[Begin RECORDS SHOWN]

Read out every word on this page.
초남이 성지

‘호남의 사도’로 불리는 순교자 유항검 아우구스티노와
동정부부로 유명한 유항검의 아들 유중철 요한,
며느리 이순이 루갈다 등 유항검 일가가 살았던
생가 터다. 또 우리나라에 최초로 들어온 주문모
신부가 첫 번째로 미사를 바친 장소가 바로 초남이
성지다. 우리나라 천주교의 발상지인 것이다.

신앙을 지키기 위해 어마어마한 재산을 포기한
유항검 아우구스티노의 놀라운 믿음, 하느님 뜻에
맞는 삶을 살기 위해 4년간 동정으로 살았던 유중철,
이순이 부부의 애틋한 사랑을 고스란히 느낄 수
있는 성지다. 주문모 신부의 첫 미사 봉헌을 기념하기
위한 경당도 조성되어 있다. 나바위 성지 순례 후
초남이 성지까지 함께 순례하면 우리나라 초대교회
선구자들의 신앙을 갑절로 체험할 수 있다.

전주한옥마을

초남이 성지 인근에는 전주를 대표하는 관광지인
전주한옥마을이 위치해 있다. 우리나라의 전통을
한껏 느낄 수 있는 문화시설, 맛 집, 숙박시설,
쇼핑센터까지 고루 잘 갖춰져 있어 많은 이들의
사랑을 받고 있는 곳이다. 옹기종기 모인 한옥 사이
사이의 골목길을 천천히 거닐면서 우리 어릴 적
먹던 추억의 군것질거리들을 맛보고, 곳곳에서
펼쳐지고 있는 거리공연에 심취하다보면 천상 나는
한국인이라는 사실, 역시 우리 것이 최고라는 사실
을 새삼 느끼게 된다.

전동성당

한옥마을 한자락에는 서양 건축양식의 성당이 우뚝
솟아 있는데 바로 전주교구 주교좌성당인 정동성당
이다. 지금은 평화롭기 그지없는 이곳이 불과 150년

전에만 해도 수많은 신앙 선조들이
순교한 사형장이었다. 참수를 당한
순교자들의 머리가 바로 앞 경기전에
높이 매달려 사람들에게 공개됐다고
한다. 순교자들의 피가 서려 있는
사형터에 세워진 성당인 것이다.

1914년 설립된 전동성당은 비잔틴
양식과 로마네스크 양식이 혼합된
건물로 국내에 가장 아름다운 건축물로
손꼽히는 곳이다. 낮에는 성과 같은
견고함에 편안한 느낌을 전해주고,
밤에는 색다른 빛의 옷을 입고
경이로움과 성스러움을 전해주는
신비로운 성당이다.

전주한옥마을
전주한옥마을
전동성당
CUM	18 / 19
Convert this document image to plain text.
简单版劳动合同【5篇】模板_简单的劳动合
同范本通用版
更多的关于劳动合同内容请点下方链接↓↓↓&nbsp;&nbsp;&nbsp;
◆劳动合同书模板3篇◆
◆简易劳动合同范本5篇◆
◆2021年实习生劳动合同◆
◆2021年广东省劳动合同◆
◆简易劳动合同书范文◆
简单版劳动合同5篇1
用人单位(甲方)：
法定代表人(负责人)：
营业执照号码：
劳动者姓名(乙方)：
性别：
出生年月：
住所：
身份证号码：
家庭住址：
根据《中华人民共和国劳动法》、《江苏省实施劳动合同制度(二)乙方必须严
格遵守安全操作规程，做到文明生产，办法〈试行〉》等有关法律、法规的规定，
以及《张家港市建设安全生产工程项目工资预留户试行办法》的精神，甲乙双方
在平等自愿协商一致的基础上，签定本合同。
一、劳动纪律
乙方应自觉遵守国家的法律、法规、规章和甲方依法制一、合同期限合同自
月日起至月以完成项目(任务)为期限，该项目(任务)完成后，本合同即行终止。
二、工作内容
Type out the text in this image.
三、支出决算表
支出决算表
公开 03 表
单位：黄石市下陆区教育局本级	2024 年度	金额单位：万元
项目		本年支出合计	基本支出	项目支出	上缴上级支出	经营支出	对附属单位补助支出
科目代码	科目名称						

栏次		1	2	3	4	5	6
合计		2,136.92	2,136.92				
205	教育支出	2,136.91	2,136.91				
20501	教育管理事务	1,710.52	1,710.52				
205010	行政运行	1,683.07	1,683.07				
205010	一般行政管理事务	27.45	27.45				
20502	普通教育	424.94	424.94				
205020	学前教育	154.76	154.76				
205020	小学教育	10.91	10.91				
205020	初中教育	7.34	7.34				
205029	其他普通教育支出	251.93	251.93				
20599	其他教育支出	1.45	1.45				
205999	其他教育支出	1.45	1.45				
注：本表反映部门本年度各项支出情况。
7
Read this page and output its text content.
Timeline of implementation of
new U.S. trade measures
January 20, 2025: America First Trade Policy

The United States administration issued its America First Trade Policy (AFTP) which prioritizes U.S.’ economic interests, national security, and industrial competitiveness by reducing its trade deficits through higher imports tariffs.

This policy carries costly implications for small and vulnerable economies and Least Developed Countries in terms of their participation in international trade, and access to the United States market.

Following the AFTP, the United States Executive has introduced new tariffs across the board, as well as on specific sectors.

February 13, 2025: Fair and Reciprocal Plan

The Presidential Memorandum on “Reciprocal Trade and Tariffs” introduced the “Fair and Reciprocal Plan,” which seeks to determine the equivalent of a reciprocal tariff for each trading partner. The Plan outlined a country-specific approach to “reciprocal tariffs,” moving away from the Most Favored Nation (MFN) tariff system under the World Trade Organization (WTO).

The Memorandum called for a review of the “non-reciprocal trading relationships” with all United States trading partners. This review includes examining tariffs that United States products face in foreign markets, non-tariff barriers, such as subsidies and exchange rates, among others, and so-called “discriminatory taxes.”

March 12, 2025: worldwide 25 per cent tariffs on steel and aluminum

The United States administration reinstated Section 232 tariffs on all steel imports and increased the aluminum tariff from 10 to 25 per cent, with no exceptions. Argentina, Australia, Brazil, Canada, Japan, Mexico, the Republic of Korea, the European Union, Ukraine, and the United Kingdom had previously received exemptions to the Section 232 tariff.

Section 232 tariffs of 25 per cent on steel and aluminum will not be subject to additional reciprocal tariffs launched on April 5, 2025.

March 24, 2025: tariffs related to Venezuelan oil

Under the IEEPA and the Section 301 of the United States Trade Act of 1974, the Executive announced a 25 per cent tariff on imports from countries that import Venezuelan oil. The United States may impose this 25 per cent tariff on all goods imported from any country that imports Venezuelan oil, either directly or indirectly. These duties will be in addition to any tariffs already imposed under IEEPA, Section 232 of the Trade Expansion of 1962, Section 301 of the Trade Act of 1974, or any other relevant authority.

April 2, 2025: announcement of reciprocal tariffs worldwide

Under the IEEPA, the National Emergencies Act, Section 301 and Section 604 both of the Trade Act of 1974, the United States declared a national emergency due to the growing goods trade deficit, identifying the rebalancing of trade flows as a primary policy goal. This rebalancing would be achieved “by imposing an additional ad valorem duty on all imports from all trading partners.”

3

[End RECORDS SHOWN]

▶ _EXERCISE_:
Using the listing above, locate the lines that hold "administration" and copy each one.

▶ _FINISHED EXERCISE_:
The United States administration issued its America First Trade Policy (AFTP) which prioritizes U.S.’ economic interests, national security, and industrial competitiveness by reducing its trade deficits through higher imports tariffs.
The United States administration reinstated Section 232 tariffs on all steel imports and increased the aluminum tariff from 10 to 25 per cent, with no exceptions. Argentina, Australia, Brazil, Canada, Japan, Mexico, the Republic of Korea, the European Union, Ukraine, and the United Kingdom had previously received exemptions to the Section 232 tariff.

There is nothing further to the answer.